AIM OF THE TASK: Each record must be retyped in full. No character may differ.

══ DATA FOR THE TASK

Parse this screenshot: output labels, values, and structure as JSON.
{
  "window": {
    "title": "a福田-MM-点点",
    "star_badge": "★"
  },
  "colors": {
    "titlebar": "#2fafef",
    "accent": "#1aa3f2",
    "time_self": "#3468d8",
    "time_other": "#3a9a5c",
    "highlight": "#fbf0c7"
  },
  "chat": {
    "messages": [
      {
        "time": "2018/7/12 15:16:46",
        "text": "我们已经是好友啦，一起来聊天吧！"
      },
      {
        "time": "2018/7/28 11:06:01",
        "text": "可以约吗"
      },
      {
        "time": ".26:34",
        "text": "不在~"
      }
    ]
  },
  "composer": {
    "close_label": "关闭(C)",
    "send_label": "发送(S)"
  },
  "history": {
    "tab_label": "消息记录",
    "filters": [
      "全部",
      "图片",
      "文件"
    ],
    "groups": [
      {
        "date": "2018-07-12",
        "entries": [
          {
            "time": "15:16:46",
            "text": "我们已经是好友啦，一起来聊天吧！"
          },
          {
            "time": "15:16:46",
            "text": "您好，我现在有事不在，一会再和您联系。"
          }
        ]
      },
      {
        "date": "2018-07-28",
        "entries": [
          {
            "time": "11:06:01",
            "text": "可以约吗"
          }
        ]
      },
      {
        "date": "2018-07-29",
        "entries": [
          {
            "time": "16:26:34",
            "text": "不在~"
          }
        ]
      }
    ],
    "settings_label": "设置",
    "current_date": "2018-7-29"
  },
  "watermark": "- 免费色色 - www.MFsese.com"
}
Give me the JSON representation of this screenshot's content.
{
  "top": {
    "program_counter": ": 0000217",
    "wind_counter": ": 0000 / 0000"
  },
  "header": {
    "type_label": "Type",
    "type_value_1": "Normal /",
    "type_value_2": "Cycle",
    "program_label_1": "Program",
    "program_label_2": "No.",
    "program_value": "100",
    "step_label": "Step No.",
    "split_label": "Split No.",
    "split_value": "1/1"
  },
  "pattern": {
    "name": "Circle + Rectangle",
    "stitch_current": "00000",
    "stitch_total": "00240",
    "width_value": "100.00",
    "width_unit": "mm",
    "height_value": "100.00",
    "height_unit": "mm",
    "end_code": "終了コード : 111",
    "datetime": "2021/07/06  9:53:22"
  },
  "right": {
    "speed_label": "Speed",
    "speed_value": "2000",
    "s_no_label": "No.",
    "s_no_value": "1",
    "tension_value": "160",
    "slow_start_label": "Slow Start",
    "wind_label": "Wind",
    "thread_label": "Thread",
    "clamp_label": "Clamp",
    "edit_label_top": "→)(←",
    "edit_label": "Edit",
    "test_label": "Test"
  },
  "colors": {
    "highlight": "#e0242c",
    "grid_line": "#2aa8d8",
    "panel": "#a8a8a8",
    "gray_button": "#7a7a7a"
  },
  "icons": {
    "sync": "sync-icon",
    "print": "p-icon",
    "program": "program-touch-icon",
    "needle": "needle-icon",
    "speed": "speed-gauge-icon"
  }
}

════

TASK ANSWER:
Parse this screenshot: output labels, values, and structure as JSON.
{
  "window": {
    "title": "a福田-MM-点点",
    "star_badge": "★"
  },
  "colors": {
    "titlebar": "#2fafef",
    "accent": "#1aa3f2",
    "time_self": "#3468d8",
    "time_other": "#3a9a5c",
    "highlight": "#fbf0c7"
  },
  "chat": {
    "messages": [
      {
        "time": "2018/7/12 15:16:46",
        "text": "我们已经是好友啦，一起来聊天吧！"
      },
      {
        "time": "2018/7/28 11:06:01",
        "text": "可以约吗"
      },
      {
        "time": ".26:34",
        "text": "不在~"
      }
    ]
  },
  "composer": {
    "close_label": "关闭(C)",
    "send_label": "发送(S)"
  },
  "history": {
    "tab_label": "消息记录",
    "filters": [
      "全部",
      "图片",
      "文件"
    ],
    "groups": [
      {
        "date": "2018-07-12",
        "entries": [
          {
            "time": "15:16:46",
            "text": "我们已经是好友啦，一起来聊天吧！"
          },
          {
            "time": "15:16:46",
            "text": "您好，我现在有事不在，一会再和您联系。"
          }
        ]
      },
      {
        "date": "2018-07-28",
        "entries": [
          {
            "time": "11:06:01",
            "text": "可以约吗"
          }
        ]
      },
      {
        "date": "2018-07-29",
        "entries": [
          {
            "time": "16:26:34",
            "text": "不在~"
          }
        ]
      }
    ],
    "settings_label": "设置",
    "current_date": "2018-7-29"
  },
  "watermark": "- 免费色色 - www.MFsese.com"
}
Give me the JSON representation of this screenshot's content.
{
  "top": {
    "program_counter": ": 0000217",
    "wind_counter": ": 0000 / 0000"
  },
  "header": {
    "type_label": "Type",
    "type_value_1": "Normal /",
    "type_value_2": "Cycle",
    "program_label_1": "Program",
    "program_label_2": "No.",
    "program_value": "100",
    "step_label": "Step No.",
    "split_label": "Split No.",
    "split_value": "1/1"
  },
  "pattern": {
    "name": "Circle + Rectangle",
    "stitch_current": "00000",
    "stitch_total": "00240",
    "width_value": "100.00",
    "width_unit": "mm",
    "height_value": "100.00",
    "height_unit": "mm",
    "end_code": "終了コード : 111",
    "datetime": "2021/07/06  9:53:22"
  },
  "right": {
    "speed_label": "Speed",
    "speed_value": "2000",
    "s_no_label": "No.",
    "s_no_value": "1",
    "tension_value": "160",
    "slow_start_label": "Slow Start",
    "wind_label": "Wind",
    "thread_label": "Thread",
    "clamp_label": "Clamp",
    "edit_label_top": "→)(←",
    "edit_label": "Edit",
    "test_label": "Test"
  },
  "colors": {
    "highlight": "#e0242c",
    "grid_line": "#2aa8d8",
    "panel": "#a8a8a8",
    "gray_button": "#7a7a7a"
  },
  "icons": {
    "sync": "sync-icon",
    "print": "p-icon",
    "program": "program-touch-icon",
    "needle": "needle-icon",
    "speed": "speed-gauge-icon"
  }
}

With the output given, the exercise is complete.